__WHAT TO DO__: Rewrite the records from the line containing "legend-room-name: 7. Терраса" through the line containing "dim-500-wardrobe-b: 500 bbox=[483, 533, 494, 550]", substituting "closet" for "wardrobe" and leaving everything else as it is. Return only those lines.

__EXTRACTED INFORMATION__:
______________________________
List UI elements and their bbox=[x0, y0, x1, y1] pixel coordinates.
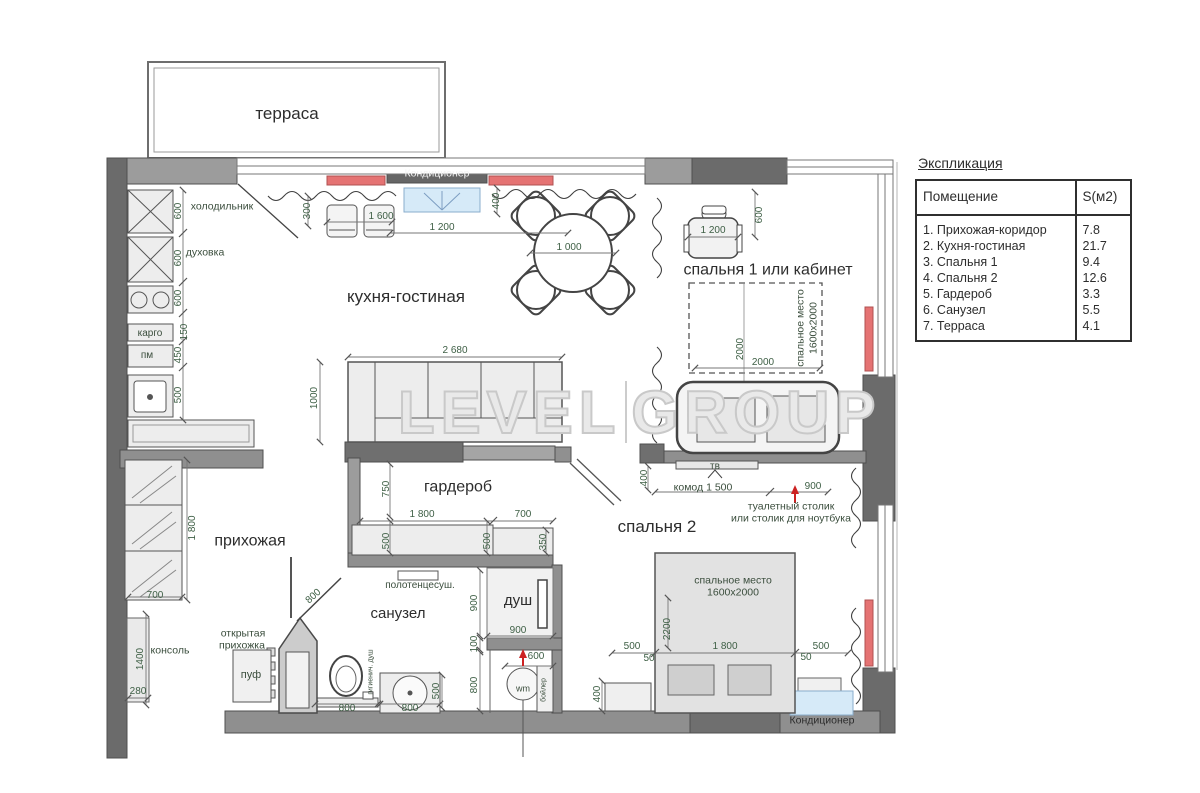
legend-room-name: 7. Терраса bbox=[916, 318, 1076, 341]
dim-900-shower-h: 900 bbox=[510, 626, 527, 637]
bedroom2-door-leaf bbox=[570, 463, 614, 505]
legend-col-area: S(м2) bbox=[1076, 180, 1131, 215]
legend-row: 3. Спальня 19.4 bbox=[916, 254, 1131, 270]
sink-drain bbox=[148, 395, 153, 400]
shower-label: душ bbox=[504, 593, 532, 609]
dim-500-bed-left: 500 bbox=[624, 642, 641, 653]
hallway-label: прихожая bbox=[214, 534, 285, 551]
dim-2200-bed: 2200 bbox=[663, 618, 674, 640]
dim-1800-wardrobe: 1 800 bbox=[409, 510, 434, 521]
legend-room-area: 4.1 bbox=[1076, 318, 1131, 341]
curtain-bedroom2-lower bbox=[852, 608, 861, 704]
dim-50-bed-left: 50 bbox=[643, 654, 654, 665]
legend-table: Помещение S(м2) 1. Прихожая-коридор7.82.… bbox=[915, 179, 1132, 342]
dim-500-wardrobe-b: 500 bbox=[483, 533, 494, 550]
dim-600-desk: 600 bbox=[755, 207, 766, 224]
legend-row: 4. Спальня 212.6 bbox=[916, 270, 1131, 286]
watermark-word-1: LEVEL bbox=[398, 378, 621, 447]
oven-label: духовка bbox=[186, 247, 225, 258]
dim-350-wardrobe: 350 bbox=[539, 534, 550, 551]
corner-cabinet-inner bbox=[286, 652, 309, 708]
dim-2000-h: 2000 bbox=[752, 358, 774, 369]
dim-600-oven: 600 bbox=[174, 250, 185, 267]
ac-label-top: Кондиционер bbox=[405, 168, 470, 179]
curtain-top-left bbox=[268, 192, 396, 201]
legend-room-area: 3.3 bbox=[1076, 286, 1131, 302]
legend-room-name: 6. Санузел bbox=[916, 302, 1076, 318]
radiator-top-left bbox=[327, 176, 385, 185]
legend-room-area: 21.7 bbox=[1076, 238, 1131, 254]
dim-50-bed-right: 50 bbox=[800, 653, 811, 664]
top-wall-mid-dark bbox=[692, 158, 787, 184]
bedroom2-door-stub bbox=[555, 447, 571, 462]
legend-row: 6. Санузел5.5 bbox=[916, 302, 1131, 318]
bed-pillow bbox=[728, 665, 771, 695]
wardrobe-closet-long bbox=[352, 525, 493, 555]
washing-machine-label: wm bbox=[516, 684, 530, 693]
dim-1800-bed: 1 800 bbox=[712, 642, 737, 653]
towel-dryer bbox=[398, 571, 438, 580]
legend-row: 1. Прихожая-коридор7.8 bbox=[916, 215, 1131, 238]
bed2-zone-label-1: спальное место bbox=[694, 575, 772, 586]
open-hallway-label-2: прихожка bbox=[219, 640, 265, 651]
ac-shelf-bedroom2 bbox=[798, 678, 841, 692]
dim-1600: 1 600 bbox=[368, 212, 393, 223]
open-hallway-label-1: открытая bbox=[221, 628, 266, 639]
legend-room-area: 7.8 bbox=[1076, 215, 1131, 238]
watermark-word-2: GROUP bbox=[631, 378, 881, 447]
kitchen-appliances bbox=[128, 190, 254, 447]
dim-400-nightstand: 400 bbox=[593, 686, 604, 703]
dim-300: 300 bbox=[303, 203, 314, 220]
dim-600-fridge: 600 bbox=[174, 203, 185, 220]
nightstand bbox=[605, 683, 651, 711]
dim-2680: 2 680 bbox=[442, 346, 467, 357]
dim-750-wardrobe: 750 bbox=[382, 481, 393, 498]
dim-400-bedroom2-top: 400 bbox=[640, 470, 651, 487]
legend-room-name: 3. Спальня 1 bbox=[916, 254, 1076, 270]
legend: Экспликация Помещение S(м2) 1. Прихожая-… bbox=[915, 155, 1133, 342]
legend-row: 5. Гардероб3.3 bbox=[916, 286, 1131, 302]
bathroom-label: санузел bbox=[371, 606, 426, 622]
console-label: консоль bbox=[151, 645, 190, 656]
legend-room-area: 9.4 bbox=[1076, 254, 1131, 270]
dim-1000-table: 1 000 bbox=[556, 243, 581, 254]
dim-1800-hall: 1 800 bbox=[188, 515, 199, 540]
vanity-arrow-head bbox=[791, 485, 799, 494]
desk-side-bar bbox=[737, 225, 742, 252]
legend-rows: 1. Прихожая-коридор7.82. Кухня-гостиная2… bbox=[916, 215, 1131, 341]
dresser-label: комод 1 500 bbox=[674, 482, 733, 493]
dishwasher-label: пм bbox=[141, 351, 153, 362]
ac-unit-bedroom2 bbox=[790, 691, 853, 715]
wardrobe-label: гардероб bbox=[424, 480, 492, 497]
dim-500-sink: 500 bbox=[174, 387, 185, 404]
bed1-zone-label-2: 1600х2000 bbox=[808, 302, 819, 354]
watermark: LEVEL GROUP bbox=[398, 376, 796, 448]
dim-600-wm: 600 bbox=[528, 652, 545, 663]
dim-1200-top: 1 200 bbox=[429, 223, 454, 234]
dim-500-basin: 500 bbox=[432, 683, 443, 700]
dim-800-wm: 800 bbox=[470, 677, 481, 694]
toilet bbox=[330, 656, 362, 696]
cargo-label: карго bbox=[138, 329, 163, 340]
legend-room-name: 2. Кухня-гостиная bbox=[916, 238, 1076, 254]
dim-900-shower-v: 900 bbox=[470, 595, 481, 612]
desk-side-bar bbox=[684, 225, 689, 252]
ac-label-bottom: Кондиционер bbox=[790, 715, 855, 726]
kitchen-counter bbox=[128, 420, 254, 447]
pouf-label: пуф bbox=[241, 670, 261, 682]
towel-dryer-label: полотенцесуш. bbox=[385, 581, 455, 592]
shower-bottom-wall bbox=[487, 638, 562, 650]
legend-room-name: 5. Гардероб bbox=[916, 286, 1076, 302]
bedroom2-furniture bbox=[605, 461, 795, 713]
dim-450-pm: 450 bbox=[174, 347, 185, 364]
legend-room-name: 4. Спальня 2 bbox=[916, 270, 1076, 286]
armchair-1 bbox=[327, 205, 357, 237]
bottom-wall-dark bbox=[690, 711, 780, 733]
legend-header-row: Помещение S(м2) bbox=[916, 180, 1131, 215]
dim-280-hall: 280 bbox=[130, 687, 147, 698]
dim-1400-hall: 1400 bbox=[136, 648, 147, 670]
dim-900-vanity: 900 bbox=[805, 482, 822, 493]
legend-room-area: 5.5 bbox=[1076, 302, 1131, 318]
radiator-bedroom2 bbox=[865, 600, 873, 666]
curtain-bedroom1-upper bbox=[653, 198, 662, 278]
tv-label-bedroom2: тв bbox=[710, 462, 720, 473]
bottom-wall bbox=[225, 711, 880, 733]
dim-700-wardrobe: 700 bbox=[515, 510, 532, 521]
bed1-zone-label-1: спальное место bbox=[795, 289, 806, 367]
dim-400-top: 400 bbox=[492, 193, 503, 210]
bed-pillow bbox=[668, 665, 714, 695]
dim-2000-v: 2000 bbox=[736, 338, 747, 360]
radiator-bedroom1 bbox=[865, 307, 873, 371]
kitchen-living-label: кухня-гостиная bbox=[347, 288, 465, 306]
dim-800-toilet: 800 bbox=[339, 704, 356, 715]
terrace-label: терраса bbox=[255, 105, 318, 123]
dim-600-hob: 600 bbox=[174, 290, 185, 307]
shower-door bbox=[538, 580, 547, 628]
desk-chair-back bbox=[702, 206, 726, 214]
legend-col-room: Помещение bbox=[916, 180, 1076, 215]
dim-800-basin: 800 bbox=[402, 704, 419, 715]
tv-wall-light bbox=[463, 446, 555, 460]
legend-title: Экспликация bbox=[918, 155, 1133, 171]
dim-1200-desk: 1 200 bbox=[700, 226, 725, 237]
dim-150-cargo: 150 bbox=[180, 324, 191, 341]
dim-1000-sofa: 1000 bbox=[310, 387, 321, 409]
bedroom2-door-leaf bbox=[577, 459, 621, 501]
radiator-top-right bbox=[489, 176, 553, 185]
legend-room-area: 12.6 bbox=[1076, 270, 1131, 286]
curtain-bedroom2-upper bbox=[852, 468, 861, 548]
dim-700-hall: 700 bbox=[147, 591, 164, 602]
watermark-divider bbox=[625, 381, 627, 443]
dim-100: 100 bbox=[470, 636, 481, 653]
bedroom2-label: спальня 2 bbox=[618, 518, 697, 536]
basin-drain bbox=[408, 691, 413, 696]
hob-box bbox=[128, 286, 173, 313]
hallway-furniture bbox=[125, 460, 317, 713]
legend-row: 7. Терраса4.1 bbox=[916, 318, 1131, 341]
legend-row: 2. Кухня-гостиная21.7 bbox=[916, 238, 1131, 254]
bed2-zone-label-2: 1600х2000 bbox=[707, 587, 759, 598]
dim-500-bed-right: 500 bbox=[813, 642, 830, 653]
dim-500-wardrobe-a: 500 bbox=[382, 533, 393, 550]
fridge-label: холодильник bbox=[191, 201, 253, 212]
bedroom1-label: спальня 1 или кабинет bbox=[683, 263, 852, 280]
vanity-label-2: или столик для ноутбука bbox=[731, 513, 851, 524]
hygienic-shower-label: гигиенич. душ bbox=[367, 649, 374, 694]
boiler-label: бойлер bbox=[540, 678, 547, 702]
floorplan-page: { "legend": { "title": "Экспликация", "c… bbox=[0, 0, 1200, 793]
top-wall-mid-light bbox=[645, 158, 692, 184]
vanity-label-1: туалетный столик bbox=[748, 501, 835, 512]
legend-room-name: 1. Прихожая-коридор bbox=[916, 215, 1076, 238]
______________________________
__RESPONSE TO THIS TASK__:
legend-room-name: 7. Терраса bbox=[916, 318, 1076, 341]
dim-900-shower-h: 900 bbox=[510, 626, 527, 637]
bedroom2-door-leaf bbox=[570, 463, 614, 505]
legend-col-area: S(м2) bbox=[1076, 180, 1131, 215]
legend-row: 3. Спальня 19.4 bbox=[916, 254, 1131, 270]
sink-drain bbox=[148, 395, 153, 400]
shower-label: душ bbox=[504, 593, 532, 609]
dim-500-bed-left: 500 bbox=[624, 642, 641, 653]
hallway-label: прихожая bbox=[214, 534, 285, 551]
dim-2200-bed: 2200 bbox=[663, 618, 674, 640]
dim-1800-closet: 1 800 bbox=[409, 510, 434, 521]
legend-room-area: 4.1 bbox=[1076, 318, 1131, 341]
curtain-bedroom2-lower bbox=[852, 608, 861, 704]
dim-50-bed-left: 50 bbox=[643, 654, 654, 665]
legend-table: Помещение S(м2) 1. Прихожая-коридор7.82.… bbox=[915, 179, 1132, 342]
dim-500-closet-b: 500 bbox=[483, 533, 494, 550]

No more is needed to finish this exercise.